____ TASK MATERIAL
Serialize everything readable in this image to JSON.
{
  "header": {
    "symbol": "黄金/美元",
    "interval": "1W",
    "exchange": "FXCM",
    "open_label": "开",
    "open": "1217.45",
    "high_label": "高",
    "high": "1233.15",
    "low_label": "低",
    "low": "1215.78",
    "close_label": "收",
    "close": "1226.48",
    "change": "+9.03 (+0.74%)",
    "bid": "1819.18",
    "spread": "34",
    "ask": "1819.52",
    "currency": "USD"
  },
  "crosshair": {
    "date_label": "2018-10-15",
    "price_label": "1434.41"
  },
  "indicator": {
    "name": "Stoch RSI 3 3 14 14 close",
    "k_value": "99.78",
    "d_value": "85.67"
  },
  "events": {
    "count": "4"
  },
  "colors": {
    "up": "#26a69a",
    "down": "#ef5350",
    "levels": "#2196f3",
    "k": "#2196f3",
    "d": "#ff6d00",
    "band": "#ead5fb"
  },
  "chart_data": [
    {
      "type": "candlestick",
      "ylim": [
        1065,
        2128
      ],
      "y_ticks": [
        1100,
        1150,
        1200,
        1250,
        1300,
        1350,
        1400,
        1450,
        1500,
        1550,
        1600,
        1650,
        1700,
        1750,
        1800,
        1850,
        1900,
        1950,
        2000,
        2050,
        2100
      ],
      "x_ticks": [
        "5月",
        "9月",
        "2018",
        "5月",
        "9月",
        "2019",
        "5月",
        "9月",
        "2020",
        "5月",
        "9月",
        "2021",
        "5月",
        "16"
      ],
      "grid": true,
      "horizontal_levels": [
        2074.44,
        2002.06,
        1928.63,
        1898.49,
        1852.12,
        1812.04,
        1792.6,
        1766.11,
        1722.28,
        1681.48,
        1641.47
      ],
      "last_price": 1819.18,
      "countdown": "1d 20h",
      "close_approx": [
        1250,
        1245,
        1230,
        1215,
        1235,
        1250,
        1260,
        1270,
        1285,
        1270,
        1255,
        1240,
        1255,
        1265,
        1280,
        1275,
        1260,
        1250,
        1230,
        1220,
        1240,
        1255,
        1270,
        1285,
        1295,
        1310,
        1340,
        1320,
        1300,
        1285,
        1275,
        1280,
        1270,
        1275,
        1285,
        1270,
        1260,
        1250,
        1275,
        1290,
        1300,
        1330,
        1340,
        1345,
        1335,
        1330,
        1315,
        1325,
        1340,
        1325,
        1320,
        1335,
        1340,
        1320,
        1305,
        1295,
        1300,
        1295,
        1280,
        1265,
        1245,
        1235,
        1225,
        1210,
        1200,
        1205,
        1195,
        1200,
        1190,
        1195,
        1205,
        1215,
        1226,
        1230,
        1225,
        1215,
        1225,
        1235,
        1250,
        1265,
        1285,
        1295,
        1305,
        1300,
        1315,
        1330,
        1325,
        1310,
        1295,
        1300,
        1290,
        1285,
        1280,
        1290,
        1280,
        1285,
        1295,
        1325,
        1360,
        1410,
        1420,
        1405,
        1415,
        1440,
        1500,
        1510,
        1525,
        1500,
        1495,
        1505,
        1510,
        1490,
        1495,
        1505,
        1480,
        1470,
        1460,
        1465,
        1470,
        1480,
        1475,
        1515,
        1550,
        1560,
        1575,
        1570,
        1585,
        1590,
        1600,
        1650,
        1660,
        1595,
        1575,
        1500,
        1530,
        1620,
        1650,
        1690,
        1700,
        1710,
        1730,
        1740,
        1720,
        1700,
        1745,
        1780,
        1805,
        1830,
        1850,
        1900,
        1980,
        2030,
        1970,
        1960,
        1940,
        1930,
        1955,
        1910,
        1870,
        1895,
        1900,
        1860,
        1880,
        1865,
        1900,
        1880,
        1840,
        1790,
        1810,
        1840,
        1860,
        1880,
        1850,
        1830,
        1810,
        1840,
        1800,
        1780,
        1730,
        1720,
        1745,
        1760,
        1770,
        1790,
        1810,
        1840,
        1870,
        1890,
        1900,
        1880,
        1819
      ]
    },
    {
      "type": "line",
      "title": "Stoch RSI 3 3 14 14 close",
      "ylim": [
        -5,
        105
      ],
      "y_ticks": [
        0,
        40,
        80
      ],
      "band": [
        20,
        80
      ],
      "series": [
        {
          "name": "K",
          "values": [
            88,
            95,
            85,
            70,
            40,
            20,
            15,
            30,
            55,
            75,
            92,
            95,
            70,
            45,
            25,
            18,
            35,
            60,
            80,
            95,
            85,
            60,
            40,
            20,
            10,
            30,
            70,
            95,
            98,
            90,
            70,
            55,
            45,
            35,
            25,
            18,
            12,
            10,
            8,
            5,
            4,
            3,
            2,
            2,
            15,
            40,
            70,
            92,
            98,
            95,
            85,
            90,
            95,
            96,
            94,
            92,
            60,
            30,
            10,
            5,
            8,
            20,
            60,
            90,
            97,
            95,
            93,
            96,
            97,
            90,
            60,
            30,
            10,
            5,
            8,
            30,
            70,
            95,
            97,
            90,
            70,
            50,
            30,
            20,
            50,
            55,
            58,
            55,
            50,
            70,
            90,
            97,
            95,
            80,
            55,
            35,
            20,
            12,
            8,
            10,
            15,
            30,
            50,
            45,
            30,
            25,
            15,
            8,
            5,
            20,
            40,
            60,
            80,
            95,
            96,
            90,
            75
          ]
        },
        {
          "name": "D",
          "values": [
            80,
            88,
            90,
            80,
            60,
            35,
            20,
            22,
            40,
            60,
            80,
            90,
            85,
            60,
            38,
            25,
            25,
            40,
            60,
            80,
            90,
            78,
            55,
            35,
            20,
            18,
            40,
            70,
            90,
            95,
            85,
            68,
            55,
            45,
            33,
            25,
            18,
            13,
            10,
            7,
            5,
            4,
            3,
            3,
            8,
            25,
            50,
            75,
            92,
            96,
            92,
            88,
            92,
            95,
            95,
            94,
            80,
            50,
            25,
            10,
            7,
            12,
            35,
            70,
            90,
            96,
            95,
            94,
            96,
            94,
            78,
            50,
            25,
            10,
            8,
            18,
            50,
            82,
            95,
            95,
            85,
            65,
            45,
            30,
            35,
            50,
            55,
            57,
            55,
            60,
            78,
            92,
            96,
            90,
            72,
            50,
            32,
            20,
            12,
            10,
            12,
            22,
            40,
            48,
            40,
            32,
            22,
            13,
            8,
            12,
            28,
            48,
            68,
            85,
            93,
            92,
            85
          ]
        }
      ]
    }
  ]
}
________
TASK TO COMPLETE:
Identify how many lines in the entries above contain the word "Stoch" and provide only that figure.

SOLUTION:
2